__Problem to work on__: Extract every line where the string "equation" appears.

__Entries__:

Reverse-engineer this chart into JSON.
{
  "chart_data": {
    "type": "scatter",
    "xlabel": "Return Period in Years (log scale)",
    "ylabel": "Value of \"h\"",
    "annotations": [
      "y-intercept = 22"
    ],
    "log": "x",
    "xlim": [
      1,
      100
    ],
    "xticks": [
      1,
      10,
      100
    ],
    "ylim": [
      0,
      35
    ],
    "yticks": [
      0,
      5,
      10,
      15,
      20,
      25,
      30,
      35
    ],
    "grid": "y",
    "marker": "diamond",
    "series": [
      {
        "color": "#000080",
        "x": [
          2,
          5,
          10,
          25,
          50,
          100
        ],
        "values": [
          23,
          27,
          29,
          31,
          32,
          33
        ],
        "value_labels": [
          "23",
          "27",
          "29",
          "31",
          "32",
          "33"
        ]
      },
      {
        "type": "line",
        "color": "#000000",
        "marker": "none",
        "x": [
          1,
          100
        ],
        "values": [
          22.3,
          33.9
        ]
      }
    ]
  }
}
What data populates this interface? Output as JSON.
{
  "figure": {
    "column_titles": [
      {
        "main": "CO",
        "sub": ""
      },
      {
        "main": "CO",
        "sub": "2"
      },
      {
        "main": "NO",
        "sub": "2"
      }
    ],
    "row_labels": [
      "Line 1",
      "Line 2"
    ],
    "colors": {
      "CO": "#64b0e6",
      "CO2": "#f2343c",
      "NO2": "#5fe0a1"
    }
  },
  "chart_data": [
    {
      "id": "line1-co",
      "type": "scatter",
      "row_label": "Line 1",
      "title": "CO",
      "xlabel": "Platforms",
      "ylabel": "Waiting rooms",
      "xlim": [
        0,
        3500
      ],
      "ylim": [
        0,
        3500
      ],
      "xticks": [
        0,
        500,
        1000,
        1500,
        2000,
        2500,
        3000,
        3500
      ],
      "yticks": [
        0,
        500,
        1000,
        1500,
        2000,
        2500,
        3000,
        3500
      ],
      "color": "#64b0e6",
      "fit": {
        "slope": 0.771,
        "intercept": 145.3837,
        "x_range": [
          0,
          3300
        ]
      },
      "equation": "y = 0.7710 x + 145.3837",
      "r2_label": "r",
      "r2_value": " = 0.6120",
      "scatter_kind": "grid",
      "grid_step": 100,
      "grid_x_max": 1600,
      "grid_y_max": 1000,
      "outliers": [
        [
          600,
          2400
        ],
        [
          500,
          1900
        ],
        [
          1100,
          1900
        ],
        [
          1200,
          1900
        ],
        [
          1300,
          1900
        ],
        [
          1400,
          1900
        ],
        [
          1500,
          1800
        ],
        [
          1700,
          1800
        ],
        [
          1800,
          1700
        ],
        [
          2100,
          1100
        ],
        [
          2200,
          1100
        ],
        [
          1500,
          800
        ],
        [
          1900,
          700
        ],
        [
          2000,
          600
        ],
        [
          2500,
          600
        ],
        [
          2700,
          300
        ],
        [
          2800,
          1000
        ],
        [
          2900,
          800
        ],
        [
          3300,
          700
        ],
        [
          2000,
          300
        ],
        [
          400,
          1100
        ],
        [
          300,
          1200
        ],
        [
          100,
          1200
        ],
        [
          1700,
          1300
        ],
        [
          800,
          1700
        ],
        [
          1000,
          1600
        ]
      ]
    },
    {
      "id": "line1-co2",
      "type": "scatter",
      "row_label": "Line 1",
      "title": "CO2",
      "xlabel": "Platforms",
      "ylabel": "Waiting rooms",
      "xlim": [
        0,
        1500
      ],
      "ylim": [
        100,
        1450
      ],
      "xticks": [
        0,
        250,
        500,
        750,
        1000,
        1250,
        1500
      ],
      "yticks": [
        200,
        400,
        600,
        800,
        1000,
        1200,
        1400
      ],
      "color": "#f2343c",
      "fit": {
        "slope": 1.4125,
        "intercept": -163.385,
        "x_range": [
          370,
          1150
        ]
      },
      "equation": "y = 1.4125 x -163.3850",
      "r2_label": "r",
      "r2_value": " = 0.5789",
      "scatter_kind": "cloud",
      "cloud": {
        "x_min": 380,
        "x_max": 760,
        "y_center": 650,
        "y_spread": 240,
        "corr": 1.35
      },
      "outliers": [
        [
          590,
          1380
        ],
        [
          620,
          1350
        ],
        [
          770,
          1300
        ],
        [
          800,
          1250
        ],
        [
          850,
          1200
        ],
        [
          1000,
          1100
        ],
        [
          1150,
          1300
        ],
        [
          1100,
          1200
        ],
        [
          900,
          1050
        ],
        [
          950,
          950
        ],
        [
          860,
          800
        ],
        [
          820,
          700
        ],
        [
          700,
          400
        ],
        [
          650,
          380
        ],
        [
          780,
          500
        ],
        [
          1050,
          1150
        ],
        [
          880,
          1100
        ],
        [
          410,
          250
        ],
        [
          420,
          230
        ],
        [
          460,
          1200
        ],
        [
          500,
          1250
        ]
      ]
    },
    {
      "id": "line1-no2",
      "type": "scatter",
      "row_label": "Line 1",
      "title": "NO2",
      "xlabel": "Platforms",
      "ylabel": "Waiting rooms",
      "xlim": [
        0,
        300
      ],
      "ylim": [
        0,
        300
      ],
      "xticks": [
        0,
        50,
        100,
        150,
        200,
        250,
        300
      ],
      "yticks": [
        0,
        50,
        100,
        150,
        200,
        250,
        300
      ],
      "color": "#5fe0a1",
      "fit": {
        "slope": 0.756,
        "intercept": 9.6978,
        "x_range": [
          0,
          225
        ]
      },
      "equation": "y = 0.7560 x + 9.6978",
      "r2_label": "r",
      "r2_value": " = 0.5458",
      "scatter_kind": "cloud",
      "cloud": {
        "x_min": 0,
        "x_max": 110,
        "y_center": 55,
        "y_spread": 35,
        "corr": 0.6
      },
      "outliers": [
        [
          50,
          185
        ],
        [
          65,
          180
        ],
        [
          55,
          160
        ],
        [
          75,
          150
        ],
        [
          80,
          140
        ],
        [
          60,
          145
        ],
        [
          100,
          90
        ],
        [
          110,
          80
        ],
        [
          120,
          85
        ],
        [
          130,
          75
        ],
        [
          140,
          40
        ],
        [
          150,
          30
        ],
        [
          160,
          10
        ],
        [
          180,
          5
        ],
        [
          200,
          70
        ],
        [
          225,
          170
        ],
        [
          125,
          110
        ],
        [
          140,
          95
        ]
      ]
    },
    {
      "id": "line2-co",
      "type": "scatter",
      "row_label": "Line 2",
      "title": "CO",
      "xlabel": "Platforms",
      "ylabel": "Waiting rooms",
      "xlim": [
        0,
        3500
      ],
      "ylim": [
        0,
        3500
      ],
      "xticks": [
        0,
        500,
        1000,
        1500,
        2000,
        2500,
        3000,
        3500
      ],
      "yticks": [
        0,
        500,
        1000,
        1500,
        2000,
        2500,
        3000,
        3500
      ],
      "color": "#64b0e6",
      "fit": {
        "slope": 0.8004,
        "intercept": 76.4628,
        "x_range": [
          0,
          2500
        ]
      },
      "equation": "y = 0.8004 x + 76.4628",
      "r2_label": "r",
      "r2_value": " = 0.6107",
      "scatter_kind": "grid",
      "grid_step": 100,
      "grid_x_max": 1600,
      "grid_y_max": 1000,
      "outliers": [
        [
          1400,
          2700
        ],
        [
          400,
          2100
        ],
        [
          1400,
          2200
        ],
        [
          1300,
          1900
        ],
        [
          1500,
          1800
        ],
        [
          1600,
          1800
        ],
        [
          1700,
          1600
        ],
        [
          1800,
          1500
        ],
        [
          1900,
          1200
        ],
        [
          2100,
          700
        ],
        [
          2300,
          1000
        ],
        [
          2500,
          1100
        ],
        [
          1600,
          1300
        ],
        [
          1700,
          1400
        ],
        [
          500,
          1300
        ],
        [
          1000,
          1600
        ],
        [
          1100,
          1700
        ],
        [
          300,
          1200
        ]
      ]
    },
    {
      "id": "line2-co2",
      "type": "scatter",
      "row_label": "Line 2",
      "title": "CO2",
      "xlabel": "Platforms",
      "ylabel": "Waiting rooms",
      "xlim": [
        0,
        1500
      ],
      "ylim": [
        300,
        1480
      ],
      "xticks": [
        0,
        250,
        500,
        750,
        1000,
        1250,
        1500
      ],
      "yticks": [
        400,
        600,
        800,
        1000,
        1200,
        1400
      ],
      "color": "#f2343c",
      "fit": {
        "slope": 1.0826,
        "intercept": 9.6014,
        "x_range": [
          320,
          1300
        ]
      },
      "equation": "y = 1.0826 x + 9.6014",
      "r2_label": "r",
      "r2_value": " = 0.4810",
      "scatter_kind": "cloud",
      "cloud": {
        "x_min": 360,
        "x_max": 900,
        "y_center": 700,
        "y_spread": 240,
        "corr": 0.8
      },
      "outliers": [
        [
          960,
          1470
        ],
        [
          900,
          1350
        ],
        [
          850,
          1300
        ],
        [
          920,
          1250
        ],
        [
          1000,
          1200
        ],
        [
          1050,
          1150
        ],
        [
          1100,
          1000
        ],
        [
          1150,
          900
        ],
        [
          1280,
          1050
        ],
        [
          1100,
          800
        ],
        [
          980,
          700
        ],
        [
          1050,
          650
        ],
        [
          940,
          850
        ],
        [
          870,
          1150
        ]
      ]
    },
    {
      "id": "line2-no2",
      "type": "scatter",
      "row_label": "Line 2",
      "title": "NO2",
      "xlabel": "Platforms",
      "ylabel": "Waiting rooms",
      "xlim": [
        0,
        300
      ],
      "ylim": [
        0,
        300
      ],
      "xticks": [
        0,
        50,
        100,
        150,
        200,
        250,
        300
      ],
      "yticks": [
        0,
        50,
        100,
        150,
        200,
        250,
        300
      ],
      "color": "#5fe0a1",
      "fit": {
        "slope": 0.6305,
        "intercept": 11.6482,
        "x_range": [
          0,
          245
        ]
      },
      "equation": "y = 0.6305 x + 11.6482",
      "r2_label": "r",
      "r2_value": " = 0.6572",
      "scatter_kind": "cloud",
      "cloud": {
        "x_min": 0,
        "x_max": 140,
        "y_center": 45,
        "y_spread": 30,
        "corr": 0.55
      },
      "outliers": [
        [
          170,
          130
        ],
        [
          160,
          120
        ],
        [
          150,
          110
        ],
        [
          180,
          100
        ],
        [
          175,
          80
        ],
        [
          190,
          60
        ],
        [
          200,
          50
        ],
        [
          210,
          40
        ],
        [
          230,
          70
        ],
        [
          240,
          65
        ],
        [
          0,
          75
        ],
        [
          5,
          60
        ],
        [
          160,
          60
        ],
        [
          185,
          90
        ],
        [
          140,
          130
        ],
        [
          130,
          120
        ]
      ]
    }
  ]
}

__Solution to this exercise__:
      "equation": "y = 0.7710 x + 145.3837",
      "equation": "y = 1.4125 x -163.3850",
      "equation": "y = 0.7560 x + 9.6978",
      "equation": "y = 0.8004 x + 76.4628",
      "equation": "y = 1.0826 x + 9.6014",
      "equation": "y = 0.6305 x + 11.6482",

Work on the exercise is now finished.